#### [AIM OF THE TASK]
Which lines have the string "reforzado"? Copy all of them from the entries below.

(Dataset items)

◇ ◇ ◇ ◇ ◇

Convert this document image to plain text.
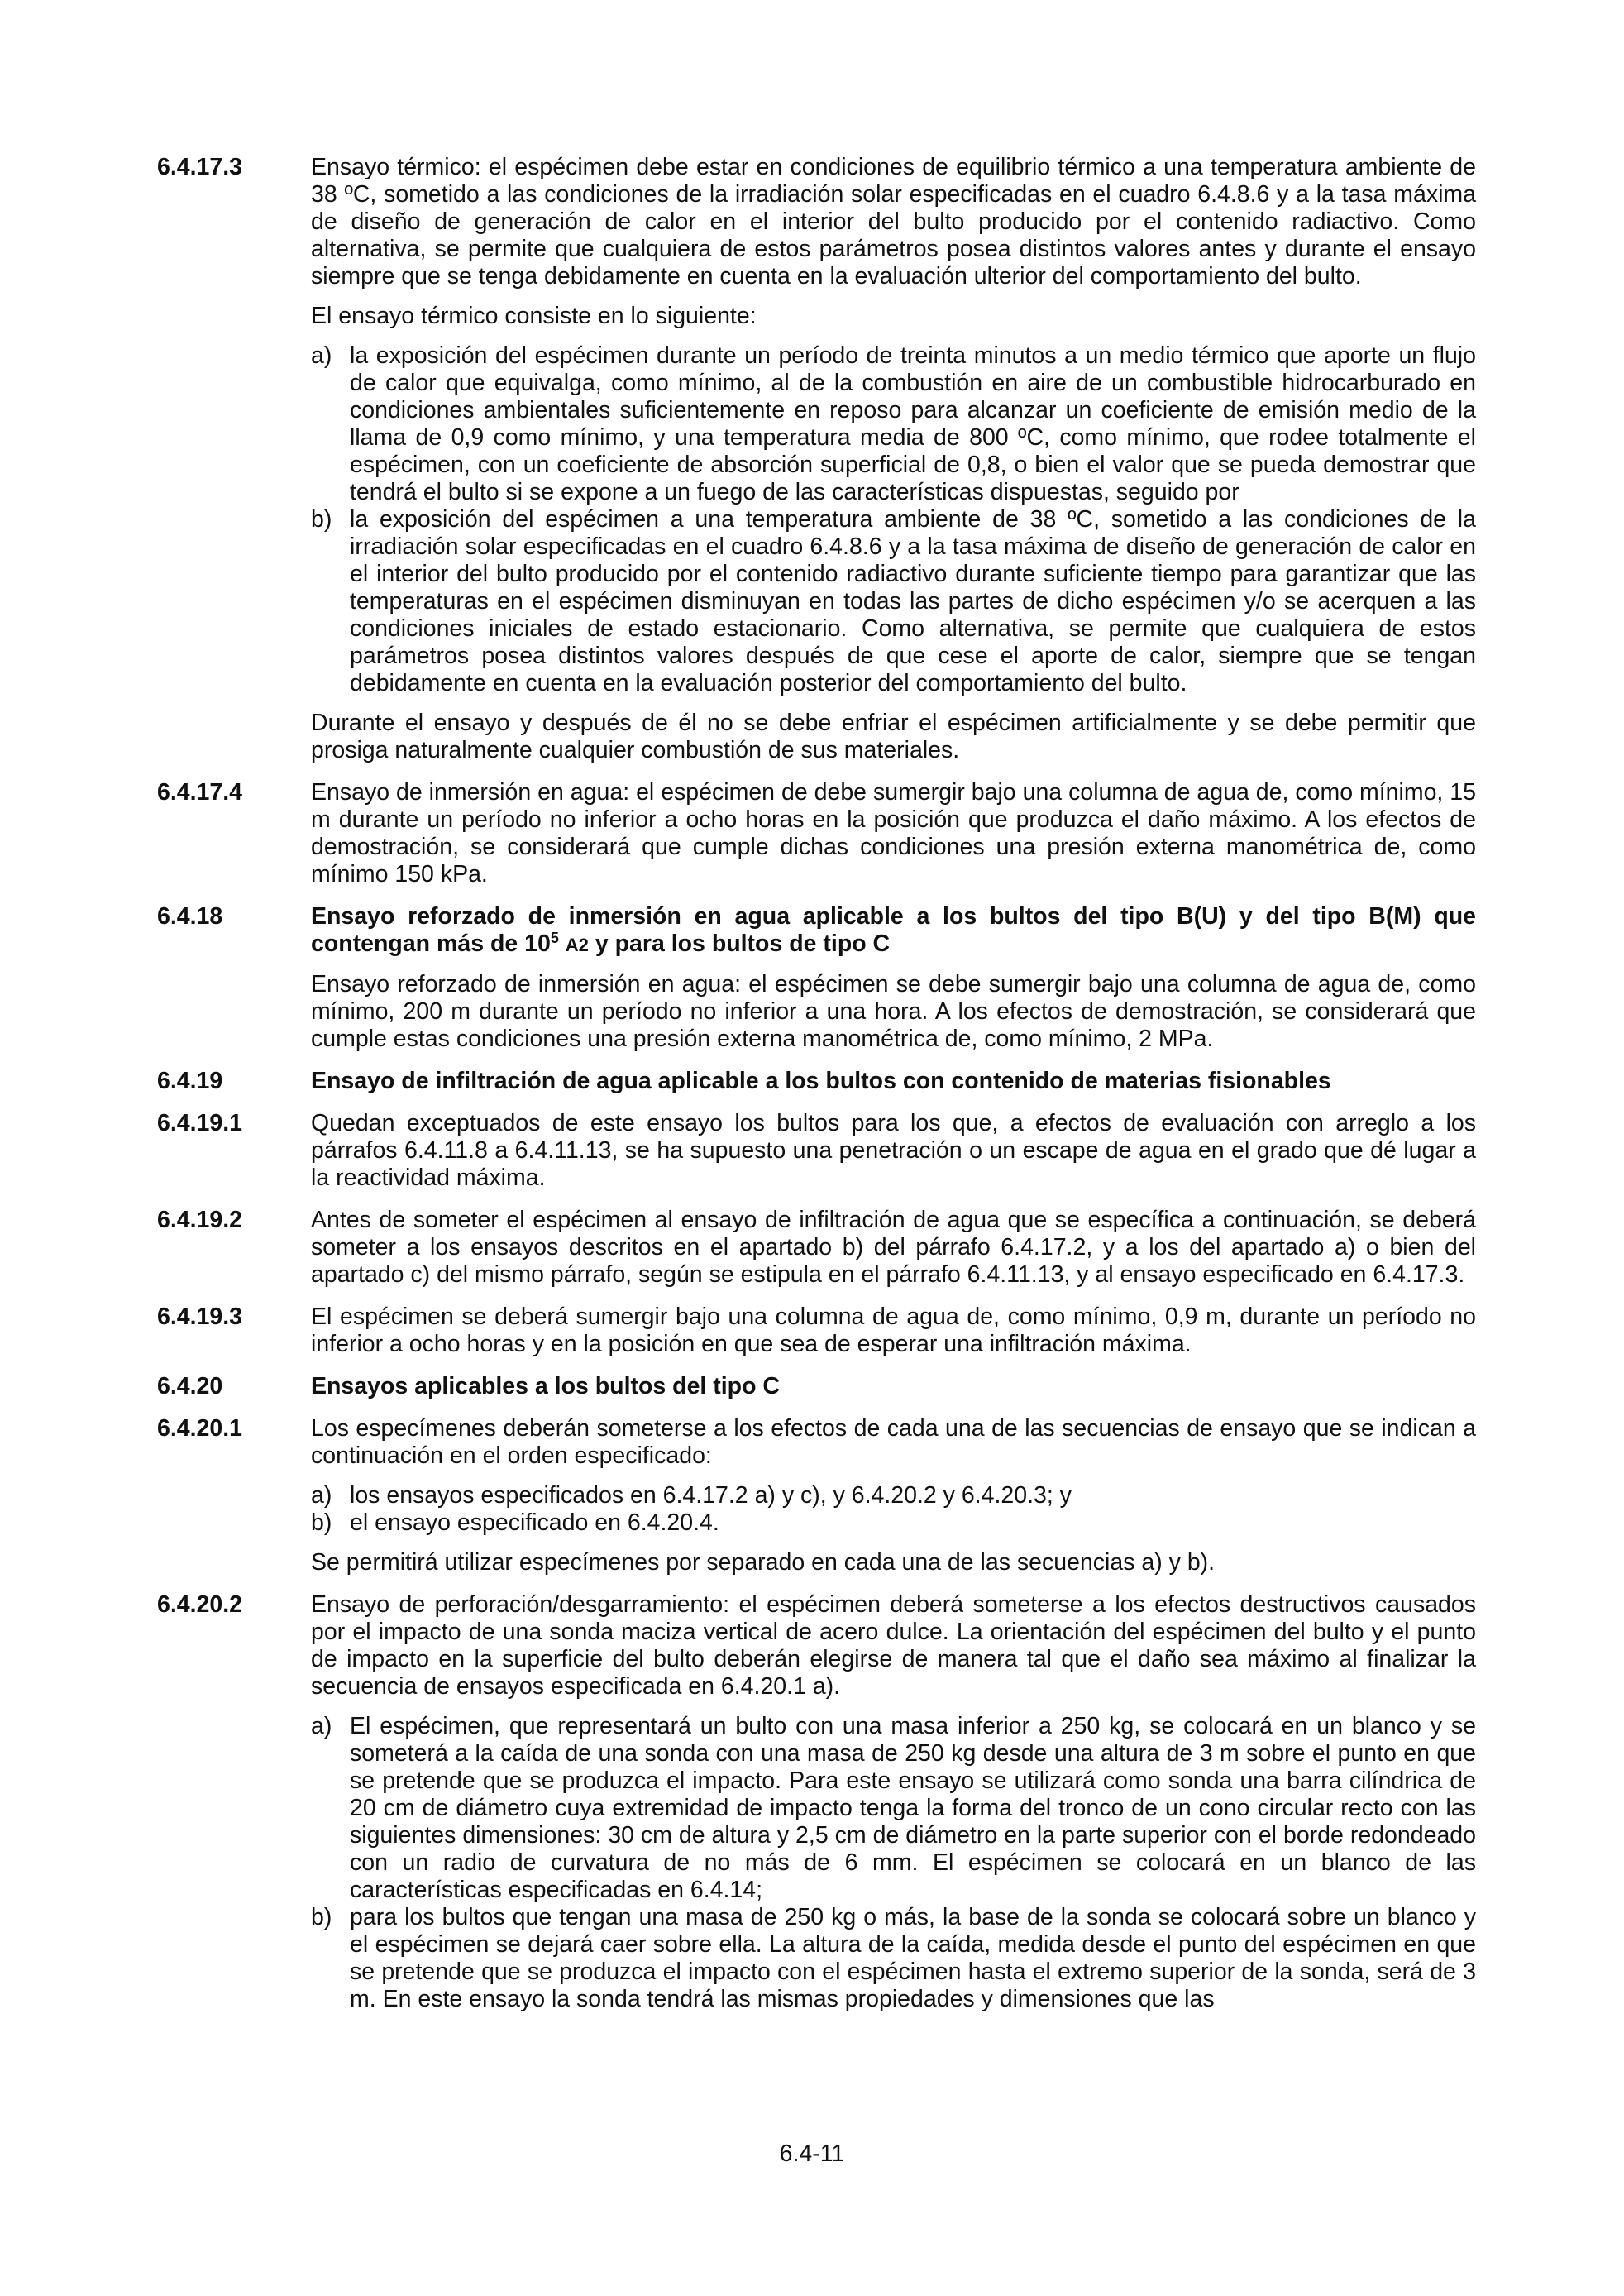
6.4.17.3	Ensayo térmico: el espécimen debe estar en condiciones de equilibrio térmico a una temperatura ambiente de 38 ºC, sometido a las condiciones de la irradiación solar especificadas en el cuadro 6.4.8.6 y a la tasa máxima de diseño de generación de calor en el interior del bulto producido por el contenido radiactivo. Como alternativa, se permite que cualquiera de estos parámetros posea distintos valores antes y durante el ensayo siempre que se tenga debidamente en cuenta en la evaluación ulterior del comportamiento del bulto.

El ensayo térmico consiste en lo siguiente:

a) la exposición del espécimen durante un período de treinta minutos a un medio térmico que aporte un flujo de calor que equivalga, como mínimo, al de la combustión en aire de un combustible hidrocarburado en condiciones ambientales suficientemente en reposo para alcanzar un coeficiente de emisión medio de la llama de 0,9 como mínimo, y una temperatura media de 800 ºC, como mínimo, que rodee totalmente el espécimen, con un coeficiente de absorción superficial de 0,8, o bien el valor que se pueda demostrar que tendrá el bulto si se expone a un fuego de las características dispuestas, seguido por
b) la exposición del espécimen a una temperatura ambiente de 38 ºC, sometido a las condiciones de la irradiación solar especificadas en el cuadro 6.4.8.6 y a la tasa máxima de diseño de generación de calor en el interior del bulto producido por el contenido radiactivo durante suficiente tiempo para garantizar que las temperaturas en el espécimen disminuyan en todas las partes de dicho espécimen y/o se acerquen a las condiciones iniciales de estado estacionario. Como alternativa, se permite que cualquiera de estos parámetros posea distintos valores después de que cese el aporte de calor, siempre que se tengan debidamente en cuenta en la evaluación posterior del comportamiento del bulto.

Durante el ensayo y después de él no se debe enfriar el espécimen artificialmente y se debe permitir que prosiga naturalmente cualquier combustión de sus materiales.

6.4.17.4	Ensayo de inmersión en agua: el espécimen de debe sumergir bajo una columna de agua de, como mínimo, 15 m durante un período no inferior a ocho horas en la posición que produzca el daño máximo. A los efectos de demostración, se considerará que cumple dichas condiciones una presión externa manométrica de, como mínimo 150 kPa.

6.4.18	Ensayo reforzado de inmersión en agua aplicable a los bultos del tipo B(U) y del tipo B(M) que contengan más de $10^5$ A2 y para los bultos de tipo C

Ensayo reforzado de inmersión en agua: el espécimen se debe sumergir bajo una columna de agua de, como mínimo, 200 m durante un período no inferior a una hora. A los efectos de demostración, se considerará que cumple estas condiciones una presión externa manométrica de, como mínimo, 2 MPa.

6.4.19	Ensayo de infiltración de agua aplicable a los bultos con contenido de materias fisionables

6.4.19.1	Quedan exceptuados de este ensayo los bultos para los que, a efectos de evaluación con arreglo a los párrafos 6.4.11.8 a 6.4.11.13, se ha supuesto una penetración o un escape de agua en el grado que dé lugar a la reactividad máxima.

6.4.19.2	Antes de someter el espécimen al ensayo de infiltración de agua que se específica a continuación, se deberá someter a los ensayos descritos en el apartado b) del párrafo 6.4.17.2, y a los del apartado a) o bien del apartado c) del mismo párrafo, según se estipula en el párrafo 6.4.11.13, y al ensayo especificado en 6.4.17.3.

6.4.19.3	El espécimen se deberá sumergir bajo una columna de agua de, como mínimo, 0,9 m, durante un período no inferior a ocho horas y en la posición en que sea de esperar una infiltración máxima.

6.4.20	Ensayos aplicables a los bultos del tipo C

6.4.20.1	Los especímenes deberán someterse a los efectos de cada una de las secuencias de ensayo que se indican a continuación en el orden especificado:

a) los ensayos especificados en 6.4.17.2 a) y c), y 6.4.20.2 y 6.4.20.3; y
b) el ensayo especificado en 6.4.20.4.

Se permitirá utilizar especímenes por separado en cada una de las secuencias a) y b).

6.4.20.2	Ensayo de perforación/desgarramiento: el espécimen deberá someterse a los efectos destructivos causados por el impacto de una sonda maciza vertical de acero dulce. La orientación del espécimen del bulto y el punto de impacto en la superficie del bulto deberán elegirse de manera tal que el daño sea máximo al finalizar la secuencia de ensayos especificada en 6.4.20.1 a).

a) El espécimen, que representará un bulto con una masa inferior a 250 kg, se colocará en un blanco y se someterá a la caída de una sonda con una masa de 250 kg desde una altura de 3 m sobre el punto en que se pretende que se produzca el impacto. Para este ensayo se utilizará como sonda una barra cilíndrica de 20 cm de diámetro cuya extremidad de impacto tenga la forma del tronco de un cono circular recto con las siguientes dimensiones: 30 cm de altura y 2,5 cm de diámetro en la parte superior con el borde redondeado con un radio de curvatura de no más de 6 mm. El espécimen se colocará en un blanco de las características especificadas en 6.4.14;
b) para los bultos que tengan una masa de 250 kg o más, la base de la sonda se colocará sobre un blanco y el espécimen se dejará caer sobre ella. La altura de la caída, medida desde el punto del espécimen en que se pretende que se produzca el impacto con el espécimen hasta el extremo superior de la sonda, será de 3 m. En este ensayo la sonda tendrá las mismas propiedades y dimensiones que las
6.4-11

◇ ◇ ◇ ◇ ◇

#### [REPLY]
6.4.18	Ensayo reforzado de inmersión en agua aplicable a los bultos del tipo B(U) y del tipo B(M) que contengan más de $10^5$ A2 y para los bultos de tipo C
Ensayo reforzado de inmersión en agua: el espécimen se debe sumergir bajo una columna de agua de, como mínimo, 200 m durante un período no inferior a una hora. A los efectos de demostración, se considerará que cumple estas condiciones una presión externa manométrica de, como mínimo, 2 MPa.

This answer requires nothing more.